GIVEN RECORDS:
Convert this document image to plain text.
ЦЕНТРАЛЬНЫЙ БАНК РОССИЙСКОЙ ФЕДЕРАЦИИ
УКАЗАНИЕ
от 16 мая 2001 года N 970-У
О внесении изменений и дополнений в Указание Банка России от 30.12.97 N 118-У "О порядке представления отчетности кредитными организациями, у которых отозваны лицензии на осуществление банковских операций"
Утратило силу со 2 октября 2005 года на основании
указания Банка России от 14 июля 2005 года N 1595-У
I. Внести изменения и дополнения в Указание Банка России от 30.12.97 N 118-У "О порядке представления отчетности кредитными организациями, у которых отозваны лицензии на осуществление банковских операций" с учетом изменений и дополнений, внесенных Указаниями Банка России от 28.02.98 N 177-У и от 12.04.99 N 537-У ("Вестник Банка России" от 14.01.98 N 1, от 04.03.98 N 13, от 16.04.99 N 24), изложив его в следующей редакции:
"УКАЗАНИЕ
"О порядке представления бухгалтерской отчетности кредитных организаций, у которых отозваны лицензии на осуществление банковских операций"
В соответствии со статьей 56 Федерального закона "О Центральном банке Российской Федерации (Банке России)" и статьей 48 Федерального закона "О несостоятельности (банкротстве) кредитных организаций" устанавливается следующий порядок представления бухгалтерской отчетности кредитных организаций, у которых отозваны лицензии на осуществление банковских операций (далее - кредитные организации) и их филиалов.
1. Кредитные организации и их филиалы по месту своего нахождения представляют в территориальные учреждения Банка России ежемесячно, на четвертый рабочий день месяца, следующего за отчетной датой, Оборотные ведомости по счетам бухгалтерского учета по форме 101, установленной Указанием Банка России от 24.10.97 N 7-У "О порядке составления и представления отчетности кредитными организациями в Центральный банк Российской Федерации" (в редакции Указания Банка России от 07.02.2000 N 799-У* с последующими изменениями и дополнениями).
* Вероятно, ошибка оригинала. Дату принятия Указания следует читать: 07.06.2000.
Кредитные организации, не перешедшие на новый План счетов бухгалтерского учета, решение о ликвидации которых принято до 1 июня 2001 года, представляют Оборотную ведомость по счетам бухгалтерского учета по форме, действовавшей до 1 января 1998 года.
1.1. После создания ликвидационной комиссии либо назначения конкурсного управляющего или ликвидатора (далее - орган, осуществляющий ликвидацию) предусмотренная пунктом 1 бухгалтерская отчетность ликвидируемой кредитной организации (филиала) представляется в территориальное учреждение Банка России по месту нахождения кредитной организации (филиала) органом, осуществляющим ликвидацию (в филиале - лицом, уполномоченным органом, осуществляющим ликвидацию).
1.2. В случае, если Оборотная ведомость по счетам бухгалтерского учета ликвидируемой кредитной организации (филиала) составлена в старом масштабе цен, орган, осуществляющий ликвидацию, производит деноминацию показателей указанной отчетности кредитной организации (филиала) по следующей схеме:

YOUR TASK:
Reproduce the whole listing word for word.

WRITTEN ANSWER:
Convert this document image to plain text.
ЦЕНТРАЛЬНЫЙ БАНК РОССИЙСКОЙ ФЕДЕРАЦИИ
УКАЗАНИЕ
от 16 мая 2001 года N 970-У
О внесении изменений и дополнений в Указание Банка России от 30.12.97 N 118-У "О порядке представления отчетности кредитными организациями, у которых отозваны лицензии на осуществление банковских операций"
Утратило силу со 2 октября 2005 года на основании
указания Банка России от 14 июля 2005 года N 1595-У
I. Внести изменения и дополнения в Указание Банка России от 30.12.97 N 118-У "О порядке представления отчетности кредитными организациями, у которых отозваны лицензии на осуществление банковских операций" с учетом изменений и дополнений, внесенных Указаниями Банка России от 28.02.98 N 177-У и от 12.04.99 N 537-У ("Вестник Банка России" от 14.01.98 N 1, от 04.03.98 N 13, от 16.04.99 N 24), изложив его в следующей редакции:
"УКАЗАНИЕ
"О порядке представления бухгалтерской отчетности кредитных организаций, у которых отозваны лицензии на осуществление банковских операций"
В соответствии со статьей 56 Федерального закона "О Центральном банке Российской Федерации (Банке России)" и статьей 48 Федерального закона "О несостоятельности (банкротстве) кредитных организаций" устанавливается следующий порядок представления бухгалтерской отчетности кредитных организаций, у которых отозваны лицензии на осуществление банковских операций (далее - кредитные организации) и их филиалов.
1. Кредитные организации и их филиалы по месту своего нахождения представляют в территориальные учреждения Банка России ежемесячно, на четвертый рабочий день месяца, следующего за отчетной датой, Оборотные ведомости по счетам бухгалтерского учета по форме 101, установленной Указанием Банка России от 24.10.97 N 7-У "О порядке составления и представления отчетности кредитными организациями в Центральный банк Российской Федерации" (в редакции Указания Банка России от 07.02.2000 N 799-У* с последующими изменениями и дополнениями).
* Вероятно, ошибка оригинала. Дату принятия Указания следует читать: 07.06.2000.
Кредитные организации, не перешедшие на новый План счетов бухгалтерского учета, решение о ликвидации которых принято до 1 июня 2001 года, представляют Оборотную ведомость по счетам бухгалтерского учета по форме, действовавшей до 1 января 1998 года.
1.1. После создания ликвидационной комиссии либо назначения конкурсного управляющего или ликвидатора (далее - орган, осуществляющий ликвидацию) предусмотренная пунктом 1 бухгалтерская отчетность ликвидируемой кредитной организации (филиала) представляется в территориальное учреждение Банка России по месту нахождения кредитной организации (филиала) органом, осуществляющим ликвидацию (в филиале - лицом, уполномоченным органом, осуществляющим ликвидацию).
1.2. В случае, если Оборотная ведомость по счетам бухгалтерского учета ликвидируемой кредитной организации (филиала) составлена в старом масштабе цен, орган, осуществляющий ликвидацию, производит деноминацию показателей указанной отчетности кредитной организации (филиала) по следующей схеме:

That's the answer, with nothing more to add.